Die des Zuhörers vielleicht. Zumindest war ich dafür bekannt, dass ich relativ wenig sage. Ich habe einen ruhigen Überblick und versuche dann, dafür zu sorgen, dass die Diskussionen sich auf das Wesentliche konzentrieren und sich nicht in Nebensächlichkeiten verlaufen.

In der Station konnte man fünf Sekunden geradeaus laufen, bevor man gegen eine Wand knallte. Wie verbringt man da seine Freizeit?

Ich habe versucht, Französisch zu lernen und mir Mundharmonika beizubringen. Ein Instrument zu spielen entspannt. Das Laufband habe ich auch regelmäßig benutzt, aber nur, weil ich meinen Bewegungsmangel kompensieren musste - sonst wird man verrückt.

Haben Sie auch mal darüber nachgedacht, die Mission abzubrechen?

#### VORLIEGENDE DATENSÄTZE
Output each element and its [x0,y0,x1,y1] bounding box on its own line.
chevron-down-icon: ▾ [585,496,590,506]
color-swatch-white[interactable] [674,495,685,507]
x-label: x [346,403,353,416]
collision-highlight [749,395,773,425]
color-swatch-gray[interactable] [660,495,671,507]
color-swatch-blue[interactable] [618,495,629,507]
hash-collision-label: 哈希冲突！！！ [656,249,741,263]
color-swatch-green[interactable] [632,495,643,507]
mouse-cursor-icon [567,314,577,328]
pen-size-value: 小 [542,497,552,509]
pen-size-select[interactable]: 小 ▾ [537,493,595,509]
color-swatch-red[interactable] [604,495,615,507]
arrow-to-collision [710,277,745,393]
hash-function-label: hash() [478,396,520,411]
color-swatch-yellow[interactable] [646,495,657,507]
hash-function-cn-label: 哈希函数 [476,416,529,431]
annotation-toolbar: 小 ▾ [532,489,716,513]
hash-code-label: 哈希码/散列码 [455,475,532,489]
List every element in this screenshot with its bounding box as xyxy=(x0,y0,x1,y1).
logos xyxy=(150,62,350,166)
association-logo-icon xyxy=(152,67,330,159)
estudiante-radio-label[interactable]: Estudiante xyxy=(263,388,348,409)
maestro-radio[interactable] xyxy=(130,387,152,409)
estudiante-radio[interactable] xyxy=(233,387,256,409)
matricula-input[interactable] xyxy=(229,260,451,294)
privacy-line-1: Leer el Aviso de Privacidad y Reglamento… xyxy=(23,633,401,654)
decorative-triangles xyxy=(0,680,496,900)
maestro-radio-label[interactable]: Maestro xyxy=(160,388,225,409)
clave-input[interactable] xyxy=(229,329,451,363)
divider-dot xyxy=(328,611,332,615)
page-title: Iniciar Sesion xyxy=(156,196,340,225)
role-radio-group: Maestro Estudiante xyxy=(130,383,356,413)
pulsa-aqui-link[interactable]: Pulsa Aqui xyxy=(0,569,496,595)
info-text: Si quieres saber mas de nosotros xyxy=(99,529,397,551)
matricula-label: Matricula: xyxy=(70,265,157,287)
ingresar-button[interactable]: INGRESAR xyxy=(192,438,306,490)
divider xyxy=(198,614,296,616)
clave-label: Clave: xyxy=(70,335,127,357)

#### ARBEITSAUFTRÄGE
(a) Fasse den Absatz im Textauszug, der mit „Ich habe versucht, Französisch zu lernen“ beginnt, als Stichpunktliste zusammen und behalte dabei die wesentlichen Aussagen bei.
(b) Schreibe die Datensätze vom Anfang bis einschließlich der Zeile mit „color-swatch-gray[interactable] [660,495,671,507]“ als nummerierte Liste um und lass dabei Leerzeilen weg.
Textauszug und Datensätze sind voneinander unabhängiges Material.

#### LÖSUNGEN
(a)
- Versuch, Französisch zu lernen
- Versuch, sich selbst Mundharmonika beizubringen, denn ein Instrument zu spielen entspannt
- regelmäßige Nutzung des Laufbands, allein zum Ausgleich des Bewegungsmangels, da man sonst verrückt wird

(b)
1. Output each element and its [x0,y0,x1,y1] bounding box on its own line.
2. chevron-down-icon: ▾ [585,496,590,506]
3. color-swatch-white[interactable] [674,495,685,507]
4. x-label: x [346,403,353,416]
5. collision-highlight [749,395,773,425]
6. color-swatch-gray[interactable] [660,495,671,507]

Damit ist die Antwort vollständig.